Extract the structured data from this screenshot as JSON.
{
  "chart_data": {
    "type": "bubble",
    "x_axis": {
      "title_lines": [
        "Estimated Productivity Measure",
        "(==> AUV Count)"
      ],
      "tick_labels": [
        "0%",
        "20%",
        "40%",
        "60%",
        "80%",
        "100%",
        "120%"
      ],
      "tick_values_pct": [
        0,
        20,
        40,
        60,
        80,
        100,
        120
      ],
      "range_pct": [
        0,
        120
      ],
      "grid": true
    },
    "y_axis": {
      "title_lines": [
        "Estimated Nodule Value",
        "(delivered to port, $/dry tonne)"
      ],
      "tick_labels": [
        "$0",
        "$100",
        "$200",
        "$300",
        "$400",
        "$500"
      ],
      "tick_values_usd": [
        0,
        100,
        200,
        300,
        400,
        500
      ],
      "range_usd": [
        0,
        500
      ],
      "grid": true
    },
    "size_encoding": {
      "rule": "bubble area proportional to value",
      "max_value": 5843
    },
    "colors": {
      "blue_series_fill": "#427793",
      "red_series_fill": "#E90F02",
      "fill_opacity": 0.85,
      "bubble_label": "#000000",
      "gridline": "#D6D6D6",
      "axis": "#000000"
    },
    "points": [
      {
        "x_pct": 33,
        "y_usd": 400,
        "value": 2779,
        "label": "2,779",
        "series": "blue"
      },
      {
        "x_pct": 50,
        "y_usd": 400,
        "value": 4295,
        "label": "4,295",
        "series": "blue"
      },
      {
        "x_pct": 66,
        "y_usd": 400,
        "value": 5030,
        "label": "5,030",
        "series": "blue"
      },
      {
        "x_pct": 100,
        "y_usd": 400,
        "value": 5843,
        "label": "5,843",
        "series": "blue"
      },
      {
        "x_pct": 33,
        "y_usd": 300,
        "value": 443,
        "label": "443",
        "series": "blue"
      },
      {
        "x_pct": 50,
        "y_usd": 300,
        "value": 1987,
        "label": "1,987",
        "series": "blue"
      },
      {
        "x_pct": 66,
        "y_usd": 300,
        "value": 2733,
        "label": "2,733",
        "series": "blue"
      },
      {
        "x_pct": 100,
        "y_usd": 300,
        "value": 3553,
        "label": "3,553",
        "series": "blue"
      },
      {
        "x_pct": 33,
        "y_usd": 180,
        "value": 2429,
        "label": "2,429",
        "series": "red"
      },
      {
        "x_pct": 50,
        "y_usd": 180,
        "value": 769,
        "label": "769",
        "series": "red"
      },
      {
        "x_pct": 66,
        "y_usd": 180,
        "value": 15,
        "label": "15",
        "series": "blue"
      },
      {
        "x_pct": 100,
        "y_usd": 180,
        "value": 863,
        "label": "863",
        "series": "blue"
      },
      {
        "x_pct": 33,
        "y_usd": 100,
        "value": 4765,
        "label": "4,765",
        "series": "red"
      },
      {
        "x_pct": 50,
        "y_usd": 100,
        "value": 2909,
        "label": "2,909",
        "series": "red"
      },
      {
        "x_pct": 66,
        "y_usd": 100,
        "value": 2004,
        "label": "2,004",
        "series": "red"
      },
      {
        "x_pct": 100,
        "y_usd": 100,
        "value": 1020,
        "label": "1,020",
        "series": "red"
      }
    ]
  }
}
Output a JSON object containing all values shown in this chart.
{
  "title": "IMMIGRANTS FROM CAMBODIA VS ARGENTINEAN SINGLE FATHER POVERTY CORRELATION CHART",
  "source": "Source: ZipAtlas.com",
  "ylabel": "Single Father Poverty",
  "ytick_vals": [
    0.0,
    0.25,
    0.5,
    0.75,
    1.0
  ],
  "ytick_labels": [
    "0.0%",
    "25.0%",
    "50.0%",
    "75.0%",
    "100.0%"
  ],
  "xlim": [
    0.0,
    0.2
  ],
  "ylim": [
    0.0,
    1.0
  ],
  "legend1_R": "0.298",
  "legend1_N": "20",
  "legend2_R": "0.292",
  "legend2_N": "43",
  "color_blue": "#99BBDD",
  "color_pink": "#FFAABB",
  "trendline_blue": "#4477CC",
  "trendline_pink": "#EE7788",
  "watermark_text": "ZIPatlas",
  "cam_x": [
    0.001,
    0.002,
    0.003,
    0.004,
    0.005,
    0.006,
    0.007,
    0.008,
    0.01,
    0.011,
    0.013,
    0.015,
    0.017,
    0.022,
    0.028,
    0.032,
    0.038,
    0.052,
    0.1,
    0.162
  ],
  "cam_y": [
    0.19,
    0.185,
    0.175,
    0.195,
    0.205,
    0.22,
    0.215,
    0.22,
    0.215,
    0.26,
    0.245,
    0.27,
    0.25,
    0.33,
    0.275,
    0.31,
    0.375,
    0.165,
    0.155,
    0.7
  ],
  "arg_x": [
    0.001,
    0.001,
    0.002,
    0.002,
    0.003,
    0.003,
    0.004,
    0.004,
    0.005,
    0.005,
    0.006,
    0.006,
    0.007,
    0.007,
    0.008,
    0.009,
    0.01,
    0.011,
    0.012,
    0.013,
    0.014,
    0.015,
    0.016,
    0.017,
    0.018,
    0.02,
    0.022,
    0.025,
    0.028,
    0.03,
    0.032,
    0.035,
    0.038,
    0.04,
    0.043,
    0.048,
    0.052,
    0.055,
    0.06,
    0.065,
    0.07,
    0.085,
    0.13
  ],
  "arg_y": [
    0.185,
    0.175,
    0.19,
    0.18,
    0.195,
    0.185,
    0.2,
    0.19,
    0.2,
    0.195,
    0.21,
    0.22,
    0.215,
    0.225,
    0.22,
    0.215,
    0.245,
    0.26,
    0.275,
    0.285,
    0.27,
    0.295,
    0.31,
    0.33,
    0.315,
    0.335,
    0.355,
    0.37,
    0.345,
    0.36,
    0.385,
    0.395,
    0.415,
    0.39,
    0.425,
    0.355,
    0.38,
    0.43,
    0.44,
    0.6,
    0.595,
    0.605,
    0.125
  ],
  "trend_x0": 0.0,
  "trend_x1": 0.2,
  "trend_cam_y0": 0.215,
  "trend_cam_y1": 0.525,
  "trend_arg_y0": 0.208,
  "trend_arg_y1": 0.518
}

________

→ EXERCISE:
Copy all lines of the listing above that contain the string "JSON".

→ ANSWER TO THE PROBLEM:
Extract the structured data from this screenshot as JSON.
Output a JSON object containing all values shown in this chart.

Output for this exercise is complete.